* _Your instructions_: The entries below contain pictures. Retype everything except those pictures, exactly as given.

━━ Supplied data ━━

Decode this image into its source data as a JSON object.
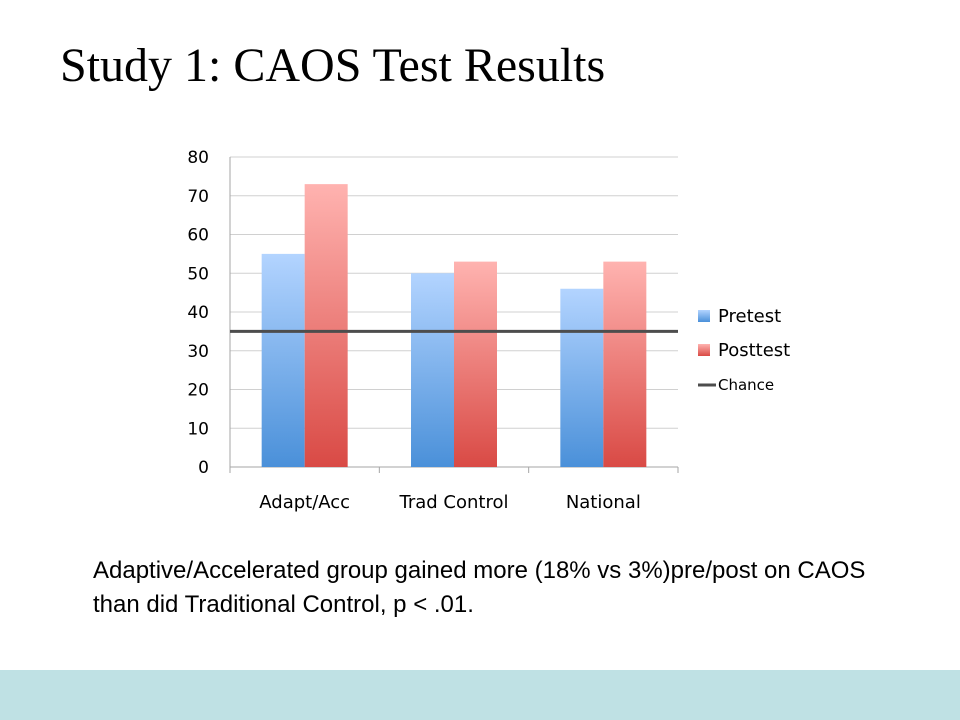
{
  "slide": {
    "title": "Study 1: CAOS Test Results",
    "caption": "Adaptive/Accelerated group gained more (18% vs 3%)pre/post on CAOS than did Traditional Control, p < .01.",
    "footer_color": "#bfe1e4"
  },
  "chart_data": {
    "type": "bar",
    "categories": [
      "Adapt/Acc",
      "Trad Control",
      "National"
    ],
    "series": [
      {
        "name": "Pretest",
        "values": [
          55,
          50,
          46
        ],
        "color_top": "#b3d4ff",
        "color_bottom": "#4a90d9"
      },
      {
        "name": "Posttest",
        "values": [
          73,
          53,
          53
        ],
        "color_top": "#ffb3b0",
        "color_bottom": "#d94a45"
      }
    ],
    "reference_line": {
      "name": "Chance",
      "value": 35,
      "color": "#4d4d4d"
    },
    "ylim": [
      0,
      80
    ],
    "yticks": [
      0,
      10,
      20,
      30,
      40,
      50,
      60,
      70,
      80
    ],
    "grid": true,
    "legend": "right",
    "title": "",
    "xlabel": "",
    "ylabel": ""
  }
}
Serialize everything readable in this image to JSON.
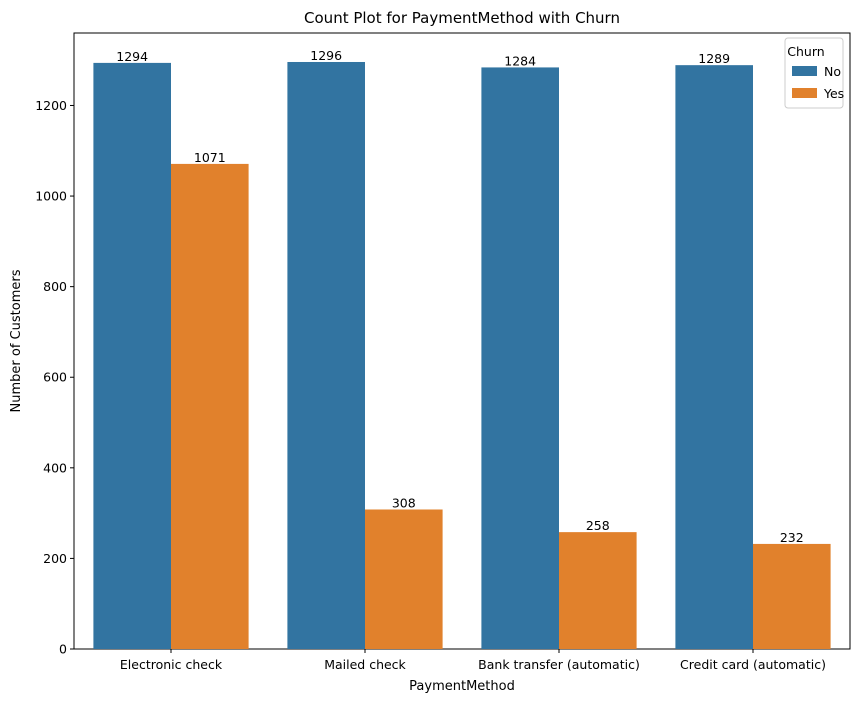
{
  "chart_data": {
    "type": "bar",
    "title": "Count Plot for PaymentMethod with Churn",
    "xlabel": "PaymentMethod",
    "ylabel": "Number of Customers",
    "categories": [
      "Electronic check",
      "Mailed check",
      "Bank transfer (automatic)",
      "Credit card (automatic)"
    ],
    "series": [
      {
        "name": "No",
        "color": "#3274a1",
        "values": [
          1294,
          1296,
          1284,
          1289
        ]
      },
      {
        "name": "Yes",
        "color": "#e1812c",
        "values": [
          1071,
          308,
          258,
          232
        ]
      }
    ],
    "ylim": [
      0,
      1360
    ],
    "yticks": [
      0,
      200,
      400,
      600,
      800,
      1000,
      1200
    ],
    "legend": {
      "title": "Churn",
      "placement": "top-right"
    },
    "grid": false
  }
}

━━━

* _Answer below_:
Decode this image into its source data as a JSON object.
{
  "slide": {
    "title": "Study 1: CAOS Test Results",
    "caption": "Adaptive/Accelerated group gained more (18% vs 3%)pre/post on CAOS than did Traditional Control, p < .01.",
    "footer_color": "#bfe1e4"
  },
  "chart_data": {
    "type": "bar",
    "categories": [
      "Adapt/Acc",
      "Trad Control",
      "National"
    ],
    "series": [
      {
        "name": "Pretest",
        "values": [
          55,
          50,
          46
        ],
        "color_top": "#b3d4ff",
        "color_bottom": "#4a90d9"
      },
      {
        "name": "Posttest",
        "values": [
          73,
          53,
          53
        ],
        "color_top": "#ffb3b0",
        "color_bottom": "#d94a45"
      }
    ],
    "reference_line": {
      "name": "Chance",
      "value": 35,
      "color": "#4d4d4d"
    },
    "ylim": [
      0,
      80
    ],
    "yticks": [
      0,
      10,
      20,
      30,
      40,
      50,
      60,
      70,
      80
    ],
    "grid": true,
    "legend": "right",
    "title": "",
    "xlabel": "",
    "ylabel": ""
  }
}
Serialize everything readable in this image to JSON.
{
  "chart_data": {
    "type": "bar",
    "title": "Count Plot for PaymentMethod with Churn",
    "xlabel": "PaymentMethod",
    "ylabel": "Number of Customers",
    "categories": [
      "Electronic check",
      "Mailed check",
      "Bank transfer (automatic)",
      "Credit card (automatic)"
    ],
    "series": [
      {
        "name": "No",
        "color": "#3274a1",
        "values": [
          1294,
          1296,
          1284,
          1289
        ]
      },
      {
        "name": "Yes",
        "color": "#e1812c",
        "values": [
          1071,
          308,
          258,
          232
        ]
      }
    ],
    "ylim": [
      0,
      1360
    ],
    "yticks": [
      0,
      200,
      400,
      600,
      800,
      1000,
      1200
    ],
    "legend": {
      "title": "Churn",
      "placement": "top-right"
    },
    "grid": false
  }
}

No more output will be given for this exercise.